**EXERCISE TEXT:**
Annual Industry Report

The State of Food Trucks 2026

Annual Industry Report by TrooNow · Published May 2026
Key finding: The U.S. food truck industry is a $1.4 billion market growing at 7.5% annually, with 35,000–50,000 trucks operating nationwide. The average truck earns $250,000–$500,000 annually at a 6–9% net profit margin. Technology adoption is accelerating: 43% of trucks now accept online pre-orders, up from 18% in 2020.

Sources: IBISWorld, NFTA, Roaming Hunger, Technomic, Food Truck Empire, Square, TrooNow platform data.

Market Size & Growth

The U.S. food truck industry generated $1.4 billion in revenue in 2023 and is projected to reach $2.0 billion by 2028 at a 7.5% compound annual growth rate. Growth is driven by consumer demand for dining variety and experience, lower barriers to entry vs. brick-and-mortar, and favorable regulatory trends in many cities that have streamlined permitting.

$1.4B
U.S. food truck revenue (2023)
Source: IBISWorld
7.5%
Projected CAGR (2023–2028)
Source: IBISWorld
35,000–50,000
Active food trucks in the U.S.
Source: NFTA
$2.0B
Projected market size by 2028
Source: IBISWorld

Revenue & Profitability

The average full-time food truck generates $250,000–$500,000 in annual gross revenue. Net profit margins average 6–9% after food cost (30–35%), labor (25–35%), and fixed overhead. Top performers in high-traffic urban markets exceed $1M annually. The gap between average and top performers comes down to location selection, event strategy, and technology adoption.

$250K–$500K
Average annual revenue (full-time truck)
Source: Food Truck Empire / NFTA
6–9%
Average net profit margin
Source: Food Truck Empire
$12–$18
Average customer spend per visit
Source: Technomic
$500–$2,000
Revenue at a single strong festival day
Source: Operator surveys

Technology Adoption

Technology adoption has accelerated sharply since 2020. Online pre-orders grew from 18% to 43% of operators. Live location sharing is now expected by customers in major markets. The biggest operator pain point in 2026: 15–30% commissions from DoorDash and Uber Eats wiping out profit margins. Commission-free platforms like TrooNow ($19/month, 0% commission) are the most direct solution.

43%
Of trucks accept online pre-orders (up from 18% in 2020)

**PROVIDED RECORDS:**
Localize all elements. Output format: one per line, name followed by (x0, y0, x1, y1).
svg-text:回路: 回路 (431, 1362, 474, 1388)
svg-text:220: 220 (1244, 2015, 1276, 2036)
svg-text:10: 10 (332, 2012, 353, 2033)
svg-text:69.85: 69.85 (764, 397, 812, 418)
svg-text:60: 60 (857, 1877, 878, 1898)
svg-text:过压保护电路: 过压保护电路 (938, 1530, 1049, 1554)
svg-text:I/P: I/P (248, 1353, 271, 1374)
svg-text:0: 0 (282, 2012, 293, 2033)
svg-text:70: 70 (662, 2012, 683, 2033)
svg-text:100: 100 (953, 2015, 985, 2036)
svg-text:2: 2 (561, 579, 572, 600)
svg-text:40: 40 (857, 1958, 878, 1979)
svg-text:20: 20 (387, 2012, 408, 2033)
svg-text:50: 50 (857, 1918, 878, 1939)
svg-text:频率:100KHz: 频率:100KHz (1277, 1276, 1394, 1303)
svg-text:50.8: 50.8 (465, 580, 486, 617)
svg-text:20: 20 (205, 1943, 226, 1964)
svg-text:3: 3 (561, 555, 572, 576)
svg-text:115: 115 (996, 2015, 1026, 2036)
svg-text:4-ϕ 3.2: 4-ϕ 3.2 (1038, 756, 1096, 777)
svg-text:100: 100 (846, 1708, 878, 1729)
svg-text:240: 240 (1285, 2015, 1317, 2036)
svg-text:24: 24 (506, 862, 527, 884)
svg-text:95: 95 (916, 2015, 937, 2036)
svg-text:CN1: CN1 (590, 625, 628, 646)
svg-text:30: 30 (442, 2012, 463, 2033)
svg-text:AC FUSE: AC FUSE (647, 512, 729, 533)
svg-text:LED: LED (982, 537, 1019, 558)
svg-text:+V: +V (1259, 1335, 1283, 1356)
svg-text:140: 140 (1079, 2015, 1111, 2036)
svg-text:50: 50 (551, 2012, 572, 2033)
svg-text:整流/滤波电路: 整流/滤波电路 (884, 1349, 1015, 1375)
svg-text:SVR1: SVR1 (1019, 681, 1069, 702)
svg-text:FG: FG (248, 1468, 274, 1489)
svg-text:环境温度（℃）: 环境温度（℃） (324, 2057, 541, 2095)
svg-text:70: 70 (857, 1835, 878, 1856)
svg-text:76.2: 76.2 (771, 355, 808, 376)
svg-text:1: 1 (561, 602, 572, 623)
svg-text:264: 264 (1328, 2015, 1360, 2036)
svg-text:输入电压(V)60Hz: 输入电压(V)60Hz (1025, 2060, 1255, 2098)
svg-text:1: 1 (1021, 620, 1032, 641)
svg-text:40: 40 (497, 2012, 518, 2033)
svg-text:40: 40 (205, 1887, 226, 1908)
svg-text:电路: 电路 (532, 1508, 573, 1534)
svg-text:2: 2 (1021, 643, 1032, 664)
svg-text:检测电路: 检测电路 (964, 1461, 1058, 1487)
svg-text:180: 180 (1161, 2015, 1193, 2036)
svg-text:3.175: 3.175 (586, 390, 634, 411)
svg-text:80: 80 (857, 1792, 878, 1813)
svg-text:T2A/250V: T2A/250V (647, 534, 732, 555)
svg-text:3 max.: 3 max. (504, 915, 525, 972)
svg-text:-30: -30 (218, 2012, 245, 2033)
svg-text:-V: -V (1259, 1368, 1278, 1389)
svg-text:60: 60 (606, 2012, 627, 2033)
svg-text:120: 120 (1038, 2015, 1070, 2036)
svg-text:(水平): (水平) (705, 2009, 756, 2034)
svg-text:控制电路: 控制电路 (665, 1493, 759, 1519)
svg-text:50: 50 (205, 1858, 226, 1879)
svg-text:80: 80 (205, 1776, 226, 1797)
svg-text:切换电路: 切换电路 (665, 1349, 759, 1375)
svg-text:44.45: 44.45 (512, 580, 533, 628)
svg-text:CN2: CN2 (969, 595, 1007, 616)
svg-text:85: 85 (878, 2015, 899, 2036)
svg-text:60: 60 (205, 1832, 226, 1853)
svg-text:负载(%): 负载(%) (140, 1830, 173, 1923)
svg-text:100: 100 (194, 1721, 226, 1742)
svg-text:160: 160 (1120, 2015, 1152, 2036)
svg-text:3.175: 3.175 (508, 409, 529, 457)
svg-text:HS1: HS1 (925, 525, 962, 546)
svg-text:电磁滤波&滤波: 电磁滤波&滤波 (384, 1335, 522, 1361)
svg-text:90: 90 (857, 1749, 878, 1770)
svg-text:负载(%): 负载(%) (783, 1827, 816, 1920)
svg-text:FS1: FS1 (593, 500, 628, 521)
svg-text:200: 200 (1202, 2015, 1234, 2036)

**REQUIRED ACTION 1:** In the food truck report, what percentage of trucks accepted online pre-orders in 2020?
**REQUIRED ACTION 2:** Reproduce the part of the food truck report starting at "Annual Industry Report by" and ending at "TrooNow platform data.".

**RESPONSE BOX 1:** 18%

**RESPONSE BOX 2:**
Annual Industry Report by TrooNow · Published May 2026
Key finding: The U.S. food truck industry is a $1.4 billion market growing at 7.5% annually, with 35,000–50,000 trucks operating nationwide. The average truck earns $250,000–$500,000 annually at a 6–9% net profit margin. Technology adoption is accelerating: 43% of trucks now accept online pre-orders, up from 18% in 2020.

Sources: IBISWorld, NFTA, Roaming Hunger, Technomic, Food Truck Empire, Square, TrooNow platform data.